[GOAL]
Your task is to give the listing below back word for word, pictures excluded.

[ROWS]
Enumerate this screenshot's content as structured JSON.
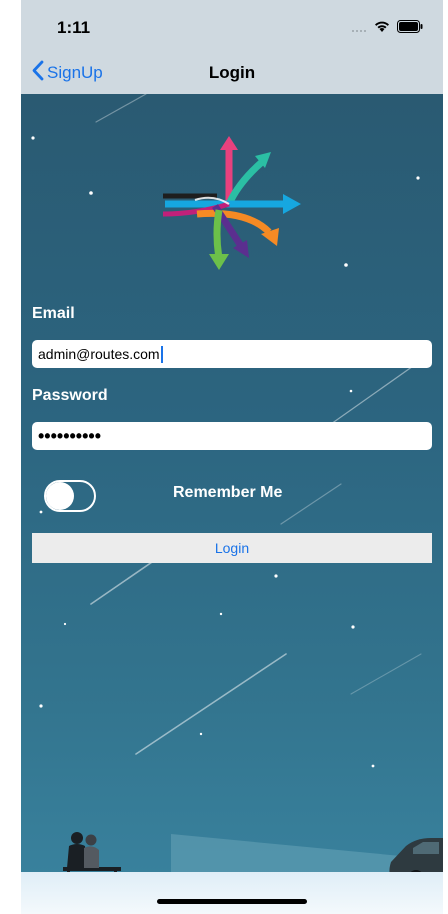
{
  "status_bar": {
    "time": "1:11"
  },
  "nav": {
    "back_label": "SignUp",
    "title": "Login"
  },
  "form": {
    "email_label": "Email",
    "email_value": "admin@routes.com",
    "password_label": "Password",
    "password_value": "••••••••••",
    "remember_label": "Remember Me",
    "remember_on": false,
    "login_label": "Login"
  },
  "icons": {
    "back": "chevron-left-icon",
    "wifi": "wifi-icon",
    "battery": "battery-icon",
    "signal": "cellular-signal-icon",
    "logo": "routes-arrows-logo"
  },
  "colors": {
    "accent": "#1a73e8",
    "nav_background": "#cfd9e0",
    "scene_top": "#2a5a72",
    "scene_bottom": "#3a84a0"
  }
}
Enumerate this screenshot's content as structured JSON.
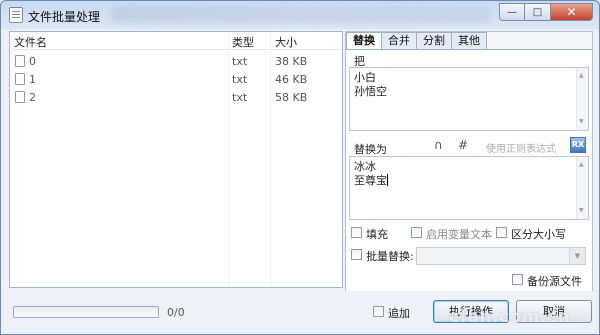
{
  "window": {
    "title": "文件批量处理",
    "minimize_glyph": "—",
    "maximize_glyph": "□",
    "close_glyph": "✕"
  },
  "file_list": {
    "columns": [
      "文件名",
      "类型",
      "大小"
    ],
    "rows": [
      {
        "name": "0",
        "type": "txt",
        "size": "38 KB"
      },
      {
        "name": "1",
        "type": "txt",
        "size": "46 KB"
      },
      {
        "name": "2",
        "type": "txt",
        "size": "58 KB"
      }
    ]
  },
  "tabs": [
    {
      "label": "替换",
      "active": true
    },
    {
      "label": "合并",
      "active": false
    },
    {
      "label": "分割",
      "active": false
    },
    {
      "label": "其他",
      "active": false
    }
  ],
  "replace": {
    "find_label": "把",
    "find_lines": [
      "小白",
      "孙悟空"
    ],
    "replace_label": "替换为",
    "regex_label": "使用正则表达式",
    "replace_lines": [
      "冰冰",
      "至尊宝"
    ],
    "options": {
      "fill": "填充",
      "use_variable_text": "启用变量文本",
      "case_sensitive": "区分大小写",
      "batch_replace": "批量替换:",
      "backup_source": "备份源文件"
    }
  },
  "bottom": {
    "progress_text": "0/0",
    "progress_fraction": 0,
    "append_label": "追加",
    "execute_label": "执行操作",
    "cancel_label": "取消"
  },
  "watermark": "cfan.com.cn",
  "icons": {
    "app": "document-icon",
    "magnet": "magnet-icon",
    "hash": "hash-icon",
    "regex": "regex-tool-icon"
  }
}
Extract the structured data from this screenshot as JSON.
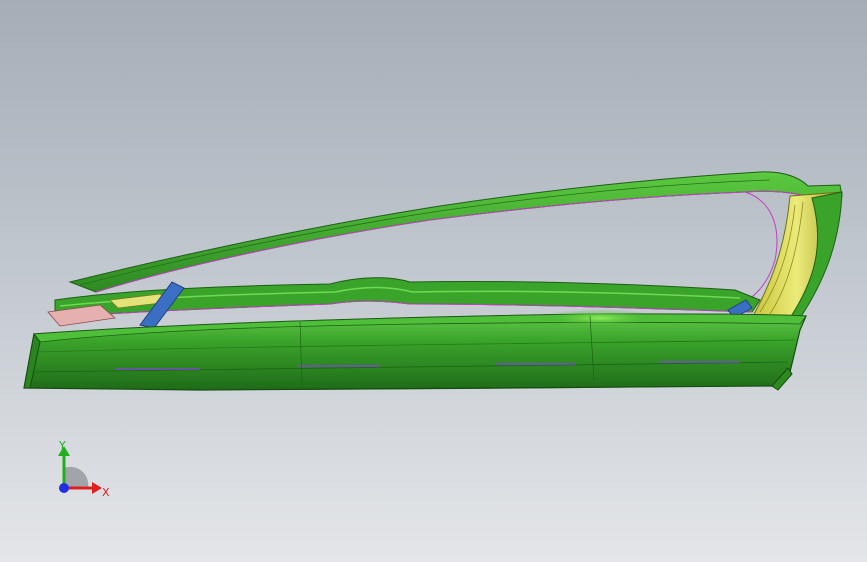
{
  "viewport": {
    "background_top": "#a5adb6",
    "background_bottom": "#e4e6e9"
  },
  "model": {
    "body_color": "#3aa42a",
    "highlight_color": "#5fd244",
    "shadow_color": "#1e6a18",
    "trim_color": "#d8d64a",
    "bracket_color": "#3b6fc4",
    "edge_color": "#c040c0"
  },
  "triad": {
    "x_label": "X",
    "y_label": "Y",
    "x_color": "#e02020",
    "y_color": "#20b020",
    "z_color": "#2030e0"
  }
}
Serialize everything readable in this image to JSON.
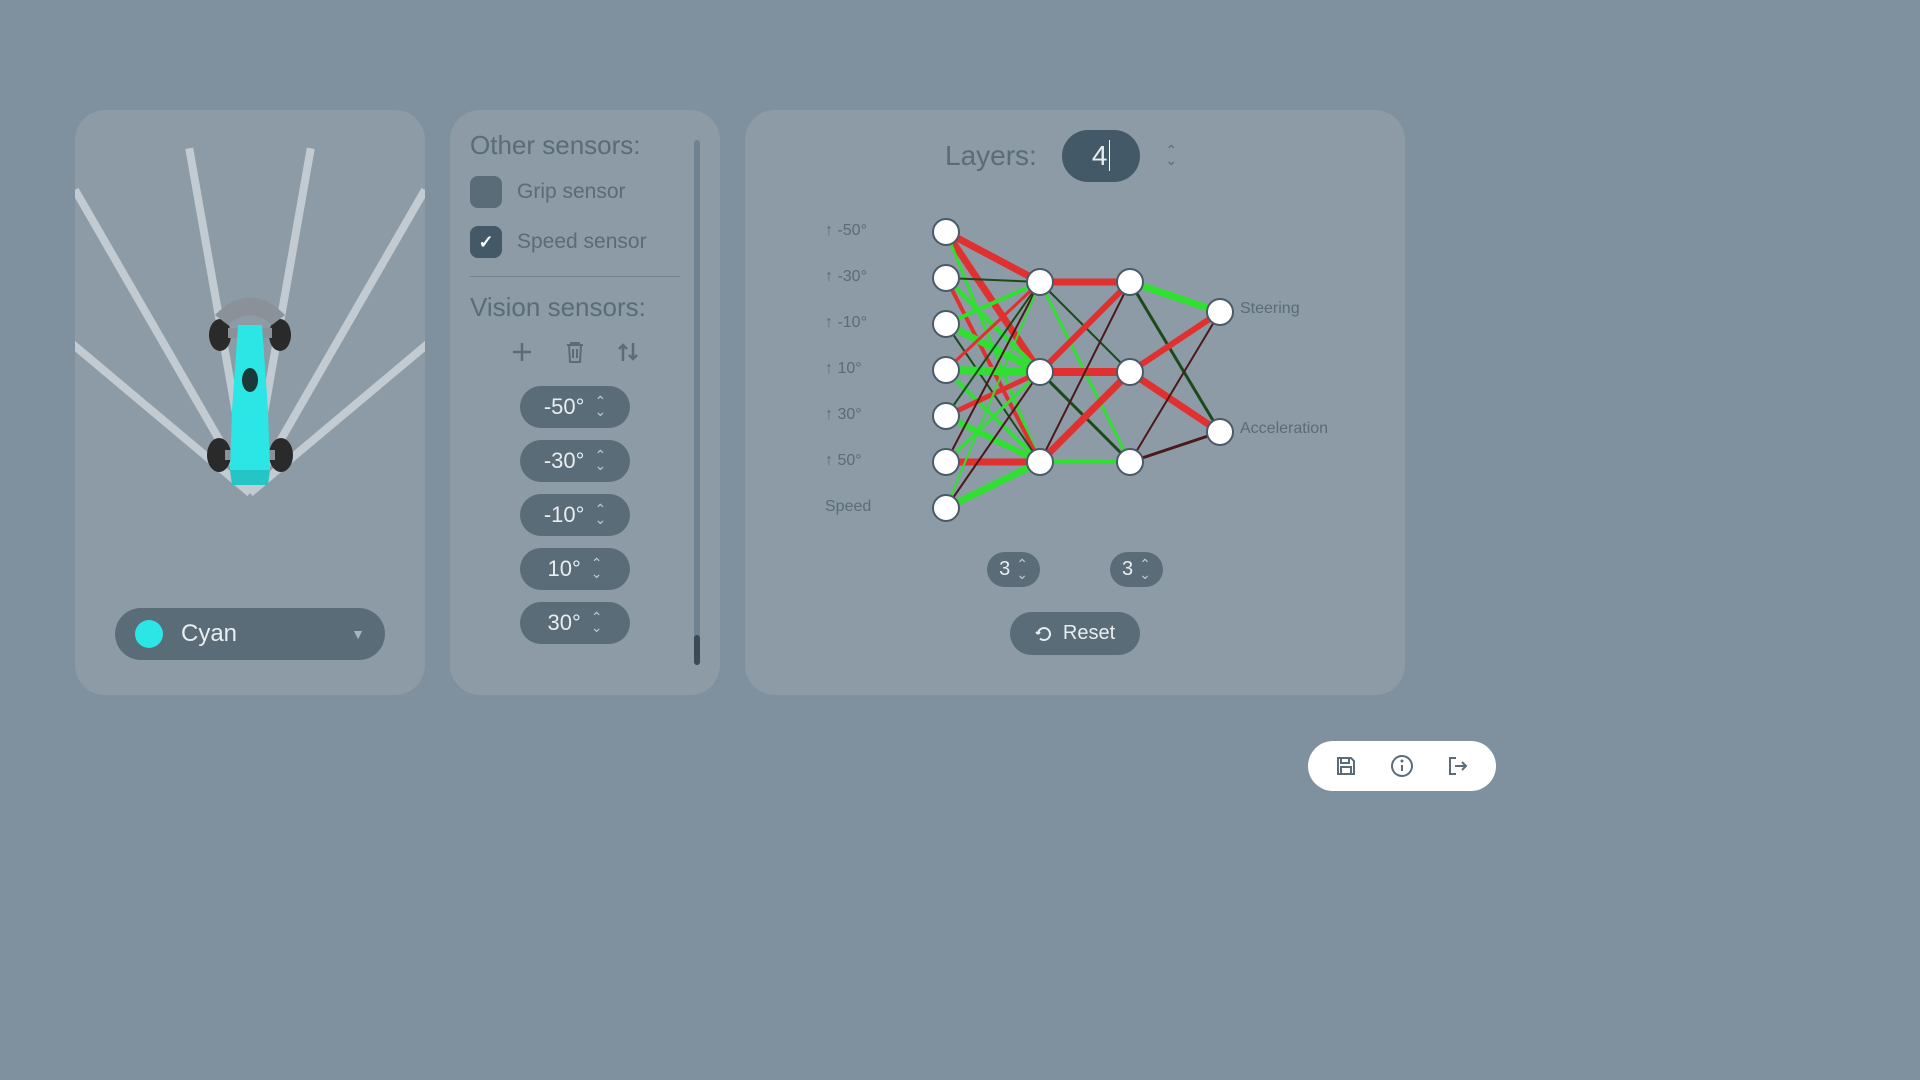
{
  "car": {
    "color_name": "Cyan",
    "color_hex": "#2ce5e5",
    "sensor_rays": [
      -50,
      -30,
      -10,
      10,
      30,
      50
    ]
  },
  "sensors": {
    "other_title": "Other sensors:",
    "vision_title": "Vision sensors:",
    "grip": {
      "label": "Grip sensor",
      "checked": false
    },
    "speed": {
      "label": "Speed sensor",
      "checked": true
    },
    "angles": [
      "-50°",
      "-30°",
      "-10°",
      "10°",
      "30°"
    ]
  },
  "network": {
    "layers_label": "Layers:",
    "layers_value": "4",
    "input_labels": [
      "↑ -50°",
      "↑ -30°",
      "↑ -10°",
      "↑ 10°",
      "↑ 30°",
      "↑ 50°",
      "Speed"
    ],
    "output_labels": [
      "Steering",
      "Acceleration"
    ],
    "hidden_counts": [
      "3",
      "3"
    ],
    "reset_label": "Reset"
  }
}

[EXPECTED OUTPUT]
Enumerate this screenshot's content as structured JSON.
{
  "status_bar": {
    "time": "1:11"
  },
  "nav": {
    "back_label": "SignUp",
    "title": "Login"
  },
  "form": {
    "email_label": "Email",
    "email_value": "admin@routes.com",
    "password_label": "Password",
    "password_value": "••••••••••",
    "remember_label": "Remember Me",
    "remember_on": false,
    "login_label": "Login"
  },
  "icons": {
    "back": "chevron-left-icon",
    "wifi": "wifi-icon",
    "battery": "battery-icon",
    "signal": "cellular-signal-icon",
    "logo": "routes-arrows-logo"
  },
  "colors": {
    "accent": "#1a73e8",
    "nav_background": "#cfd9e0",
    "scene_top": "#2a5a72",
    "scene_bottom": "#3a84a0"
  }
}
Enumerate this screenshot's content as structured JSON.
{
  "window": {
    "title": "文件批量处理",
    "minimize_glyph": "—",
    "maximize_glyph": "□",
    "close_glyph": "✕"
  },
  "file_list": {
    "columns": [
      "文件名",
      "类型",
      "大小"
    ],
    "rows": [
      {
        "name": "0",
        "type": "txt",
        "size": "38 KB"
      },
      {
        "name": "1",
        "type": "txt",
        "size": "46 KB"
      },
      {
        "name": "2",
        "type": "txt",
        "size": "58 KB"
      }
    ]
  },
  "tabs": [
    {
      "label": "替换",
      "active": true
    },
    {
      "label": "合并",
      "active": false
    },
    {
      "label": "分割",
      "active": false
    },
    {
      "label": "其他",
      "active": false
    }
  ],
  "replace": {
    "find_label": "把",
    "find_lines": [
      "小白",
      "孙悟空"
    ],
    "replace_label": "替换为",
    "regex_label": "使用正则表达式",
    "replace_lines": [
      "冰冰",
      "至尊宝"
    ],
    "options": {
      "fill": "填充",
      "use_variable_text": "启用变量文本",
      "case_sensitive": "区分大小写",
      "batch_replace": "批量替换:",
      "backup_source": "备份源文件"
    }
  },
  "bottom": {
    "progress_text": "0/0",
    "progress_fraction": 0,
    "append_label": "追加",
    "execute_label": "执行操作",
    "cancel_label": "取消"
  },
  "watermark": "cfan.com.cn",
  "icons": {
    "app": "document-icon",
    "magnet": "magnet-icon",
    "hash": "hash-icon",
    "regex": "regex-tool-icon"
  }
}
Extract the structured data from this screenshot as JSON.
{
  "viewport": {
    "background_top": "#a5adb6",
    "background_bottom": "#e4e6e9"
  },
  "model": {
    "body_color": "#3aa42a",
    "highlight_color": "#5fd244",
    "shadow_color": "#1e6a18",
    "trim_color": "#d8d64a",
    "bracket_color": "#3b6fc4",
    "edge_color": "#c040c0"
  },
  "triad": {
    "x_label": "X",
    "y_label": "Y",
    "x_color": "#e02020",
    "y_color": "#20b020",
    "z_color": "#2030e0"
  }
}
Serialize everything readable in this image to JSON.
{
  "car": {
    "color_name": "Cyan",
    "color_hex": "#2ce5e5",
    "sensor_rays": [
      -50,
      -30,
      -10,
      10,
      30,
      50
    ]
  },
  "sensors": {
    "other_title": "Other sensors:",
    "vision_title": "Vision sensors:",
    "grip": {
      "label": "Grip sensor",
      "checked": false
    },
    "speed": {
      "label": "Speed sensor",
      "checked": true
    },
    "angles": [
      "-50°",
      "-30°",
      "-10°",
      "10°",
      "30°"
    ]
  },
  "network": {
    "layers_label": "Layers:",
    "layers_value": "4",
    "input_labels": [
      "↑ -50°",
      "↑ -30°",
      "↑ -10°",
      "↑ 10°",
      "↑ 30°",
      "↑ 50°",
      "Speed"
    ],
    "output_labels": [
      "Steering",
      "Acceleration"
    ],
    "hidden_counts": [
      "3",
      "3"
    ],
    "reset_label": "Reset"
  }
}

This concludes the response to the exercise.